==== Testo fornito

(di Gianpaolo Ceprini) – Se la ripresina ci sarà, come spero, la dovremo solo al coraggio dei nostri imprenditori che ancora una volta rischiando in prima persona traineranno il nostro Paese oltre le secche della politica. Non è la prima volta che l’economia italiana viene salvata dai “capitani coraggiosi” dell’imprenditoria italiana.
Per capire di che pasta sono fatti bisogna vederli quando i nostri imprenditori partecipano alle fiere internazionali dove sono costretti a dare il meglio di sé, che vada o no, e dove debbono dimostrare di saper vendere quanto si è prodotto nonostante la concorrenza serrata e mancanza di aiuti. Non è facile difendere il “Made in Italy” se non si ha inventiva e si è capaci di innovare, qualità senza le quali non si conquistano i mercati ed i clienti internazionali. Produttori che conoscono le difficoltà della concorrenza e che cercano di difendersi da sempre con le loro armi migliori, i loro prodotti, imbattibili e altamente competitivi. Ma la concorrenza è sempre più forte e spesso sleale e gode di protezioni anche da parte dei governi.
Diversi i segnali che essi hanno inviato al mondo politico italiano affinché li protegga dai mercati emergenti che in modo spregiudicato e senza regole cercano di copiare i loro prodotti o fanno entrare produzioni sul nostro mercato non rispettose dei regolamenti europei, quei regolamenti che per noi sono una spada di Damocle non solo in termini di maggiori costi produttivi. Purtroppo, su questo fronte un muro sordo e disattento si oppone ai loro sforzi. Ma ora, come sempre, proprio grazie a loro potremmo riuscire a tirare fuori la testa dal pantano e respirare un tantino.
E’ vero, spesso hanno cercato di coinvolgere il mondo politico italiano ormai incapace di prendere misure utili per le nostre imprese, un malato senza rimedio, riverso solo su se stesso che medita solo come potersi mantenere. Invano i nostri imprenditori hanno atteso un segnale di aiuto che seppur minimo gli avrebbe tuttavia permesso di rivitalizzare il mercato interno vivacizzando quanto basta la spesa al consumo. Eh già, non se ne sono accorti, ne’ i politici, ne’ le banche di questa esigenza. Se ne sono resi conto invece alcuni mercati esteri, quali ad esempio quello svizzero, che stanno dando fiducia ai nostri imprenditori conoscendone serietà e tenacia. Nessuno di loro pensa di scrutare quella curva di Laffer che gli suggerirebbe di abbassare velocemente la quota del peso fiscale ormai giunta al 45 % nel 2013 contro una media europea a 27 del 40,5% per rivitalizzare un tantino il mercato interno che cerca ormai ogni escamotage pur di fuggire a questa morsa inesorabile che lo gessa all’improduttività tant’é che la spesa delle famiglie è ormai al meno 6% e se non mutano le cose nulla lascia sperare che migliori.

========

[Istruzioni del compito]:
Prosegui l'articolo sugli imprenditori italiani riportato sopra, riprendendo subito dopo la sua ultima frase.

==== Record del dataset

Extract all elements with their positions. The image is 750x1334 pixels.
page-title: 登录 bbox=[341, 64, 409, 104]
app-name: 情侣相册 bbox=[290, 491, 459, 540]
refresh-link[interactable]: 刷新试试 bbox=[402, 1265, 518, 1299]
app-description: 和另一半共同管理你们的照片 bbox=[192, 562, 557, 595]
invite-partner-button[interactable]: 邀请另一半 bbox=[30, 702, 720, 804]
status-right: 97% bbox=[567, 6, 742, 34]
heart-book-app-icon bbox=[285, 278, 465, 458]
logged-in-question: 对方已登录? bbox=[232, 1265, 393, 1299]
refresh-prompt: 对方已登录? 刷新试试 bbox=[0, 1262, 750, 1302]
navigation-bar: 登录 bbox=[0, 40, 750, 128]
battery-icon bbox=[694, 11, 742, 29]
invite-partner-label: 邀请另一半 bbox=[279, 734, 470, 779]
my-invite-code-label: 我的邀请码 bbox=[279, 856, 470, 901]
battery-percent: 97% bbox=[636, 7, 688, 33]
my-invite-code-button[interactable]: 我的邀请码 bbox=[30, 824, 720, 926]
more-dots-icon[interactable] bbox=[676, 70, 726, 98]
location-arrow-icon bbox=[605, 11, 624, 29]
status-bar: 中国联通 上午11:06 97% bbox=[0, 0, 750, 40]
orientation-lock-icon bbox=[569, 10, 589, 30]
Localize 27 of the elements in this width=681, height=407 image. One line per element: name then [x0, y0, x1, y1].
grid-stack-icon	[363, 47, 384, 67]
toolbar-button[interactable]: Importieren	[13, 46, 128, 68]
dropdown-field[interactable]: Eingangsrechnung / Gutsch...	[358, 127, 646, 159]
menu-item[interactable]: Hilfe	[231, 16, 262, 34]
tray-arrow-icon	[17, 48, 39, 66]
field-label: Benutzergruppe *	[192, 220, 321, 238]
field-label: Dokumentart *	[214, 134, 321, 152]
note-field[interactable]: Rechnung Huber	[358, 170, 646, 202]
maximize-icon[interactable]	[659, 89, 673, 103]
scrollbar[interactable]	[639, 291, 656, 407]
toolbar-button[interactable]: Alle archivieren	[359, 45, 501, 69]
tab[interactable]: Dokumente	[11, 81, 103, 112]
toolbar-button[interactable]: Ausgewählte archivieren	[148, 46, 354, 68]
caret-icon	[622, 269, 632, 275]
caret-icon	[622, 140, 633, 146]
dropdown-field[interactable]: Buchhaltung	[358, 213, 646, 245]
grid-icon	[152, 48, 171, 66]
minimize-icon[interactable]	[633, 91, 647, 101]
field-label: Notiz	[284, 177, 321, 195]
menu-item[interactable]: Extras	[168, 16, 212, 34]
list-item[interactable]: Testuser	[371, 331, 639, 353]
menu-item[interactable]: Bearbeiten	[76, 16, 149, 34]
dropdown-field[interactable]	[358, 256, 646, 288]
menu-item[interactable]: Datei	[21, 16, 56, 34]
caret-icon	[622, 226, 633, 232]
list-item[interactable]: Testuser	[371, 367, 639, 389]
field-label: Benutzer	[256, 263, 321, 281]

========

[Risposta al compito]:
Il problema non è quindi se togliere o meno l’IMU o come barcamenarsi per mantenere questa o quell’imposta, basti vedere quanto è accaduto con la questione delle cartelle esattoriali di cui il Premier Monti nella legge di stabilità 2013 (art.1 comma 527) aveva previsto l’annullamento automatico facendo la gioia di non so quanti cittadini. Ebbene, al fine di evitare buchi nel gettito fiscale il Governo attuale è dovuto correre ad immediati ripari per interrompere i termini del fatidico 1° luglio notificando altrettante ingiunzioni ai poveri malcapitati. Questo che significa? Che se manca un’entrata ne deve essere stabilita un’altra di altrettanto valore.
Le spese sono tante ed i soldi non bastano, quindi la pressione fiscale non può diminuire. Potrebbe tuttavia essere modificata – basti pensare al solo costo energetico gravato prevalentemente da misure fiscali – per favorire i consumi ma è una quadratura del cerchio difficile, perché per assicurare minori entrate e quindi meno tasse debbono corrispondere inevitabilmente meno spese, il che vuol dire, individuare e tagliare altri rami “secchi” o improduttivi della spesa pubblica. La spending review arcinota che ha finito per gessare i Ministeri al punto che non sono più autosufficienti e rischiano solo di essere un intralcio al sistema produttivo del Paese avendo praticato tagli alla spesa in modo inefficace.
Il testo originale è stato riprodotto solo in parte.